(Data items)
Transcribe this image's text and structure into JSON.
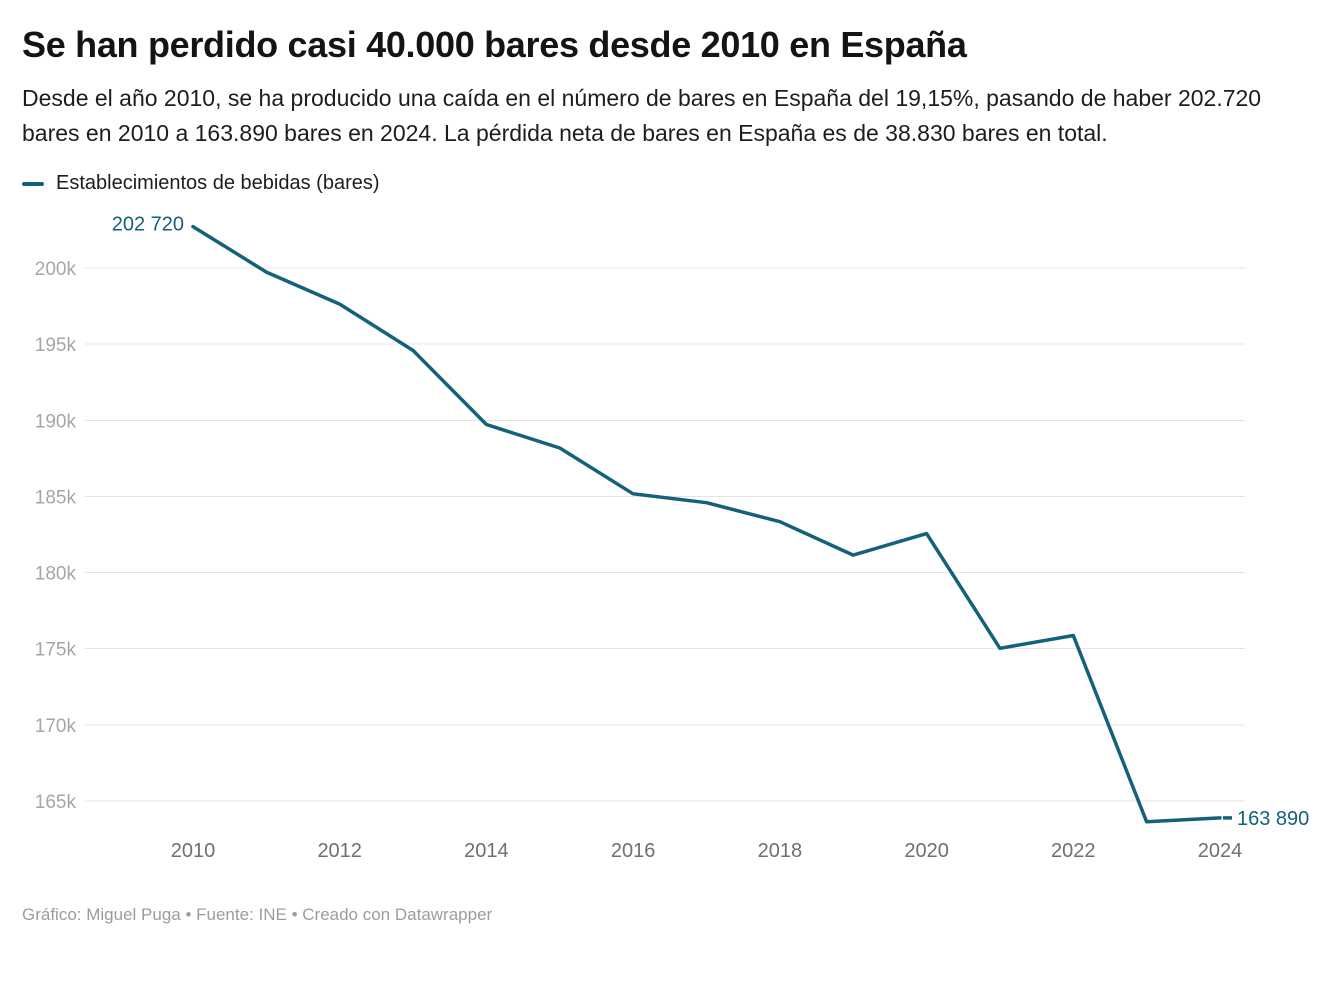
{
  "header": {
    "title": "Se han perdido casi 40.000 bares desde 2010 en España",
    "description": "Desde el año 2010, se ha producido una caída en el número de bares en España del 19,15%, pasando de haber 202.720 bares en 2010 a 163.890 bares en 2024. La pérdida neta de bares en España es de 38.830 bares en total."
  },
  "legend": {
    "label": "Establecimientos de bebidas (bares)",
    "color": "#15607a"
  },
  "chart_data": {
    "type": "line",
    "title": "Se han perdido casi 40.000 bares desde 2010 en España",
    "xlabel": "",
    "ylabel": "",
    "x_range": [
      2010,
      2024
    ],
    "ylim": [
      162800,
      203600
    ],
    "grid": "horizontal",
    "legend_position": "top-left",
    "series": [
      {
        "name": "Establecimientos de bebidas (bares)",
        "color": "#15607a",
        "x": [
          2010,
          2011,
          2012,
          2013,
          2014,
          2015,
          2016,
          2017,
          2018,
          2019,
          2020,
          2021,
          2022,
          2023,
          2024
        ],
        "values": [
          202720,
          199730,
          197630,
          194580,
          189720,
          188180,
          185170,
          184590,
          183340,
          181150,
          182560,
          175030,
          175870,
          163640,
          163890
        ]
      }
    ],
    "y_ticks": [
      {
        "value": 165000,
        "label": "165k"
      },
      {
        "value": 170000,
        "label": "170k"
      },
      {
        "value": 175000,
        "label": "175k"
      },
      {
        "value": 180000,
        "label": "180k"
      },
      {
        "value": 185000,
        "label": "185k"
      },
      {
        "value": 190000,
        "label": "190k"
      },
      {
        "value": 195000,
        "label": "195k"
      },
      {
        "value": 200000,
        "label": "200k"
      }
    ],
    "x_ticks": [
      {
        "value": 2010,
        "label": "2010"
      },
      {
        "value": 2012,
        "label": "2012"
      },
      {
        "value": 2014,
        "label": "2014"
      },
      {
        "value": 2016,
        "label": "2016"
      },
      {
        "value": 2018,
        "label": "2018"
      },
      {
        "value": 2020,
        "label": "2020"
      },
      {
        "value": 2022,
        "label": "2022"
      },
      {
        "value": 2024,
        "label": "2024"
      }
    ],
    "point_labels": {
      "first": "202 720",
      "last": "163 890"
    }
  },
  "footer": {
    "text": "Gráfico: Miguel Puga • Fuente: INE • Creado con Datawrapper"
  }
}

## WORK INSTRUCTIONS
Without the pictures, return the entries exactly as they appear.

## WRITTEN SOLUTION
Transcribe this image's text and structure into JSON.
{
  "header": {
    "title": "Se han perdido casi 40.000 bares desde 2010 en España",
    "description": "Desde el año 2010, se ha producido una caída en el número de bares en España del 19,15%, pasando de haber 202.720 bares en 2010 a 163.890 bares en 2024. La pérdida neta de bares en España es de 38.830 bares en total."
  },
  "legend": {
    "label": "Establecimientos de bebidas (bares)",
    "color": "#15607a"
  },
  "chart_data": {
    "type": "line",
    "title": "Se han perdido casi 40.000 bares desde 2010 en España",
    "xlabel": "",
    "ylabel": "",
    "x_range": [
      2010,
      2024
    ],
    "ylim": [
      162800,
      203600
    ],
    "grid": "horizontal",
    "legend_position": "top-left",
    "series": [
      {
        "name": "Establecimientos de bebidas (bares)",
        "color": "#15607a",
        "x": [
          2010,
          2011,
          2012,
          2013,
          2014,
          2015,
          2016,
          2017,
          2018,
          2019,
          2020,
          2021,
          2022,
          2023,
          2024
        ],
        "values": [
          202720,
          199730,
          197630,
          194580,
          189720,
          188180,
          185170,
          184590,
          183340,
          181150,
          182560,
          175030,
          175870,
          163640,
          163890
        ]
      }
    ],
    "y_ticks": [
      {
        "value": 165000,
        "label": "165k"
      },
      {
        "value": 170000,
        "label": "170k"
      },
      {
        "value": 175000,
        "label": "175k"
      },
      {
        "value": 180000,
        "label": "180k"
      },
      {
        "value": 185000,
        "label": "185k"
      },
      {
        "value": 190000,
        "label": "190k"
      },
      {
        "value": 195000,
        "label": "195k"
      },
      {
        "value": 200000,
        "label": "200k"
      }
    ],
    "x_ticks": [
      {
        "value": 2010,
        "label": "2010"
      },
      {
        "value": 2012,
        "label": "2012"
      },
      {
        "value": 2014,
        "label": "2014"
      },
      {
        "value": 2016,
        "label": "2016"
      },
      {
        "value": 2018,
        "label": "2018"
      },
      {
        "value": 2020,
        "label": "2020"
      },
      {
        "value": 2022,
        "label": "2022"
      },
      {
        "value": 2024,
        "label": "2024"
      }
    ],
    "point_labels": {
      "first": "202 720",
      "last": "163 890"
    }
  },
  "footer": {
    "text": "Gráfico: Miguel Puga • Fuente: INE • Creado con Datawrapper"
  }
}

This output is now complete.